> _Data shown_
━━━━
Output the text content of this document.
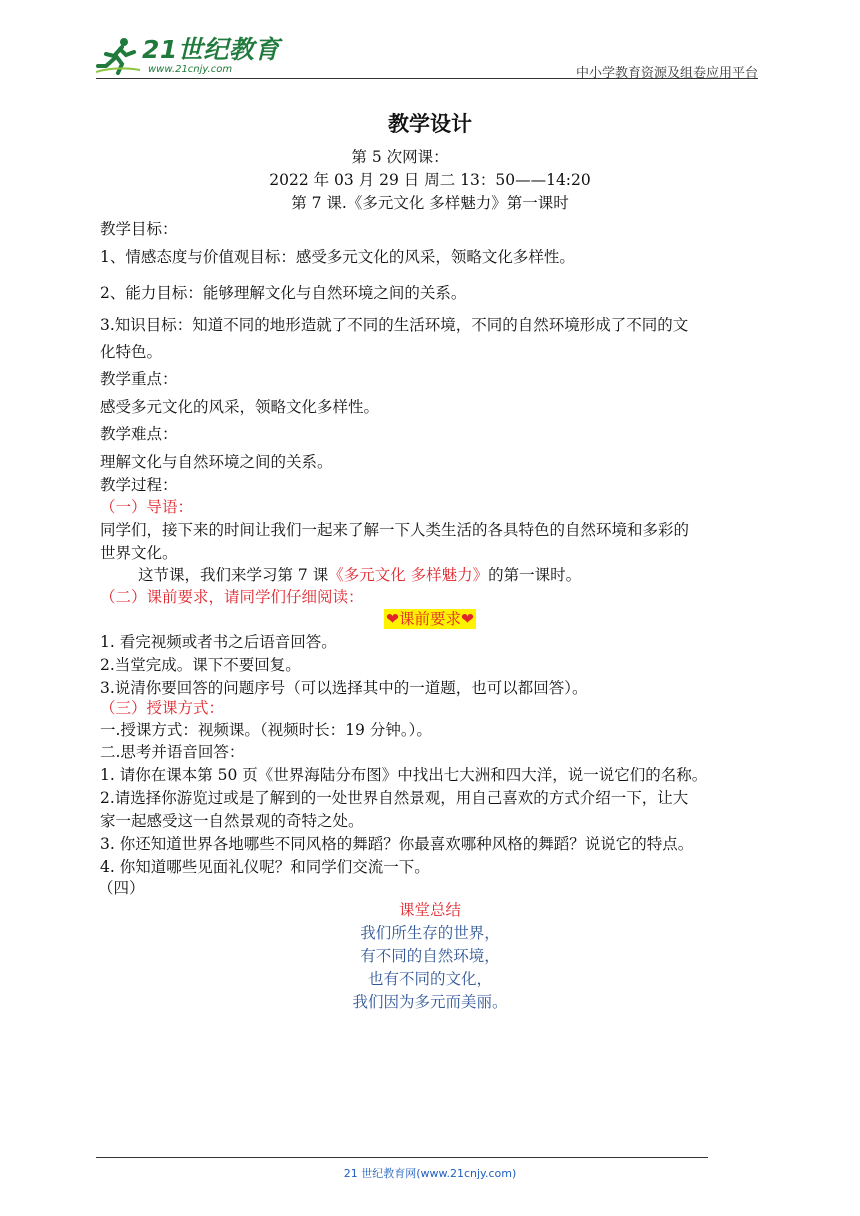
21世纪教育
www.21cnjy.com	中小学教育资源及组卷应用平台
教学设计
第 5 次网课：
2022 年 03 月 29 日 周二 13：50——14:20
第 7 课.《多元文化 多样魅力》第一课时
教学目标：
1、情感态度与价值观目标：感受多元文化的风采，领略文化多样性。
2、能力目标：能够理解文化与自然环境之间的关系。
3.知识目标：知道不同的地形造就了不同的生活环境，不同的自然环境形成了不同的文
化特色。
教学重点：
感受多元文化的风采，领略文化多样性。
教学难点：
理解文化与自然环境之间的关系。
教学过程：
（一）导语：
同学们，接下来的时间让我们一起来了解一下人类生活的各具特色的自然环境和多彩的
世界文化。
这节课，我们来学习第 7 课《多元文化 多样魅力》的第一课时。
（二）课前要求，请同学们仔细阅读：
❤课前要求❤
1. 看完视频或者书之后语音回答。
2.当堂完成。课下不要回复。
3.说清你要回答的问题序号（可以选择其中的一道题，也可以都回答）。
（三）授课方式：
一.授课方式：视频课。（视频时长：19 分钟。）。
二.思考并语音回答：
1. 请你在课本第 50 页《世界海陆分布图》中找出七大洲和四大洋，说一说它们的名称。
2.请选择你游览过或是了解到的一处世界自然景观，用自己喜欢的方式介绍一下，让大
家一起感受这一自然景观的奇特之处。
3. 你还知道世界各地哪些不同风格的舞蹈？你最喜欢哪种风格的舞蹈？说说它的特点。
4. 你知道哪些见面礼仪呢？和同学们交流一下。
（四）
课堂总结
我们所生存的世界，
有不同的自然环境，
也有不同的文化，
我们因为多元而美丽。
21 世纪教育网(www.21cnjy.com)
━━━━
> _Directive_
Identify the lines that hold the word "领略文化多样性". Copy every one of them.

> _Task answer_
1、情感态度与价值观目标：感受多元文化的风采，领略文化多样性。
感受多元文化的风采，领略文化多样性。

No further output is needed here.